ページ本文
■ ■ ■ ■ ■ ■ ■
神田橋條治先生のことなど | kyupinの日記 気が向けば更新

神田橋條治先生のことなど

時々、病棟や外来の看護師さんから紹介状の文章が上手いと言われる。「なぜあんな風に書けるんですか?」とか。これはたぶん医学的内容ではなく、診ていただく医師への配慮などを指しているのではないかと。その理由は専門ではない医師への紹介状も上手いと言われることがあるからである。

 

ある時、鹿児島に転居する患者さんの紹介状を書いた。転居する病院はわからないので紹介病院は無記名にした。その患者さんは診断に迷う患者さんだったこともあり、診断理由まで記載したため3ページ半ほどになった。

 

なんと、その患者さんは神田橋先生にかかったと言うのである。当時、神田橋先生が鹿児島の病院で診療していることなど知らなかった。神田橋先生の診察には大勢のギャラリーがおり、彼らの前で紹介状の内容が素晴らしいととても誉めてくれたと言う。「こんな医師は鹿児島にはいないと」(鹿児島の精神科医の方には失礼な内容ですいません。)

 

しかし、そのことを知ったのは紹介状を書いた5年後くらいだった。偶然その家族に再会した際に聴いたからである。その家族の話では、ひょっとしたら転院は間違いだったのではないかと思ったと言う。(紹介したのは今からもう15年以上前の話)

 

いったいどんな風に書いたかも気になり、パソコンで紹介状を調べてみた。ところが、思ったより平凡な内容だったので驚いた。普通、診断の根拠など書かないが、その患者さんに関しては、診断に迷うと思われたので記載していた。そこだけがいつもとは異なっていた。

 

なお、神田橋先生に受診あるいは入院加療したことのある患者さんを持ったことが何度かあり、ある患者さんの話では、神田橋先生の診察にはギャラリーが5名くらいいるという。ただし、診察中ギャラリーがいると困ると思う人はもちろん断れる。その患者さんの話では、神田橋先生は当時、週に3日ほど診察されていたようである。(神田橋先生も高齢なので、遠方から殺到して困らせないように。今は体調不良で予定変更し診察をしない日もあるとのこと)

 

これを聴いて、さぞかし神田橋先生もプレッシャーがかかることだろうと思った。僕なら到底耐えられない。(あまりに診察がつまらないので)

 

僕の患者さんだが、神田橋先生にかかったことのある人たちは自分が診療し始めて以降、100%の人が以前より改善している。しかし治療が難しい人たちが相対的に多いので、それぞれ改善の程度は異なっている。

 

なぜ遠方からそんな風に僕に受診するかだが、読者の方は「神田橋先生にまでかかる人は必死に見つけて来る」と思うかもしれないが、実は偶然に近い。
■ ■ ■ ■ ■ ■ ■
記録の抜粋

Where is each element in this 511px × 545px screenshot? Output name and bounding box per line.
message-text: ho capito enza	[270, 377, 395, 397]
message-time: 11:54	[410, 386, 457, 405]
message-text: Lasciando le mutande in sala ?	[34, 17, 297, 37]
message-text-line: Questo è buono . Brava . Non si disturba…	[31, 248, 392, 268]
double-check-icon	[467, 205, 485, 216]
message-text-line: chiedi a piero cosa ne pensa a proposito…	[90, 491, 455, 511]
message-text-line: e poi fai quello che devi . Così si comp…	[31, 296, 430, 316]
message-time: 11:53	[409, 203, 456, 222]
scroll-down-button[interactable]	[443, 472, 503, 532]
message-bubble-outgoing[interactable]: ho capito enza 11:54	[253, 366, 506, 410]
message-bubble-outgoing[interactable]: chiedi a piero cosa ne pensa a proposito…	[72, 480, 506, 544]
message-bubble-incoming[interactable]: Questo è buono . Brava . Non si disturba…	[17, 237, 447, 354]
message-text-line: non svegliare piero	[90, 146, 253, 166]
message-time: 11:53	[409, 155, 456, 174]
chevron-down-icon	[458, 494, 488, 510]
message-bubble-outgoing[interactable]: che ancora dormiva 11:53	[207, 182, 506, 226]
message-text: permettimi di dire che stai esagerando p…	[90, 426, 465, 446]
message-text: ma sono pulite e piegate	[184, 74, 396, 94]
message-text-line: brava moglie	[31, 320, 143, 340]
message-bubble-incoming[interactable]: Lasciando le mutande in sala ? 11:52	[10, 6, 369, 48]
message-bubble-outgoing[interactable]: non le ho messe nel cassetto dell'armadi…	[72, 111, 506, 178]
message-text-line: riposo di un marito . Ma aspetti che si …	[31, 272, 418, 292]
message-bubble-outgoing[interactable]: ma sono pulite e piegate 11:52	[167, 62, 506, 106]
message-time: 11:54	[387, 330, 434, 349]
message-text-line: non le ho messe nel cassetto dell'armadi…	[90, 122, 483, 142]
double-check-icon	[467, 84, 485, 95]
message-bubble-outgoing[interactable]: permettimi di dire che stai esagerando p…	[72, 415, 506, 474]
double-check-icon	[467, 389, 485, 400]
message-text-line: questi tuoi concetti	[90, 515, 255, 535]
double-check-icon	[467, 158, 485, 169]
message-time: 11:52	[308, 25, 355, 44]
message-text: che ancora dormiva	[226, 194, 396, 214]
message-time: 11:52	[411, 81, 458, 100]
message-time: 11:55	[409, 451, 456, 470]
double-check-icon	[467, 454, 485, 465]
■ ■ ■ ■ ■ ■ ■
実行する課題
ページ本文について、次の問いに答えてください。
1. 鹿児島に転居する患者さんの紹介状は、およそ何ページになりましたか。
2. 紹介状の件を知ったのは、紹介状を書いてから何年後くらいでしたか。
3. ある患者さんの話では、神田橋先生は当時、週に何日ほど診察していましたか。

課題の結果
1. 3ページ半ほど。
2. 5年後くらい。
3. 週に3日ほど。